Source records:
[start]

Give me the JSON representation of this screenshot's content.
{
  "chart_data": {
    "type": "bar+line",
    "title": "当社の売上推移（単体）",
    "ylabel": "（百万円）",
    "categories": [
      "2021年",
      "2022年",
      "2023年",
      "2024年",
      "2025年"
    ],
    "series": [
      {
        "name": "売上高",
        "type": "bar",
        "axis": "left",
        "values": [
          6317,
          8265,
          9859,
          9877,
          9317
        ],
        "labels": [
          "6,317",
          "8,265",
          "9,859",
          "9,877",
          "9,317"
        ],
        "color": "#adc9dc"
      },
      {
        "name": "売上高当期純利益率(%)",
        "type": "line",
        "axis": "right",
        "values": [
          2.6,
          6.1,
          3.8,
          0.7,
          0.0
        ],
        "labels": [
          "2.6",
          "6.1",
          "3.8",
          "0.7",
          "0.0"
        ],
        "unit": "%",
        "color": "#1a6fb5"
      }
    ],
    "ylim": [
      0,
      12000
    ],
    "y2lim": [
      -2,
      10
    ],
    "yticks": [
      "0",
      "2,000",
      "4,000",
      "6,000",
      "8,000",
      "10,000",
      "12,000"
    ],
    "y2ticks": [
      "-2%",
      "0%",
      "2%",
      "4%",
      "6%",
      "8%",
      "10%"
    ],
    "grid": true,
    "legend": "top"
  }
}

[end]

- _Prompt_
Each record should come back exactly as written.

- _Written solution_
Give me the JSON representation of this screenshot's content.
{
  "chart_data": {
    "type": "bar+line",
    "title": "当社の売上推移（単体）",
    "ylabel": "（百万円）",
    "categories": [
      "2021年",
      "2022年",
      "2023年",
      "2024年",
      "2025年"
    ],
    "series": [
      {
        "name": "売上高",
        "type": "bar",
        "axis": "left",
        "values": [
          6317,
          8265,
          9859,
          9877,
          9317
        ],
        "labels": [
          "6,317",
          "8,265",
          "9,859",
          "9,877",
          "9,317"
        ],
        "color": "#adc9dc"
      },
      {
        "name": "売上高当期純利益率(%)",
        "type": "line",
        "axis": "right",
        "values": [
          2.6,
          6.1,
          3.8,
          0.7,
          0.0
        ],
        "labels": [
          "2.6",
          "6.1",
          "3.8",
          "0.7",
          "0.0"
        ],
        "unit": "%",
        "color": "#1a6fb5"
      }
    ],
    "ylim": [
      0,
      12000
    ],
    "y2lim": [
      -2,
      10
    ],
    "yticks": [
      "0",
      "2,000",
      "4,000",
      "6,000",
      "8,000",
      "10,000",
      "12,000"
    ],
    "y2ticks": [
      "-2%",
      "0%",
      "2%",
      "4%",
      "6%",
      "8%",
      "10%"
    ],
    "grid": true,
    "legend": "top"
  }
}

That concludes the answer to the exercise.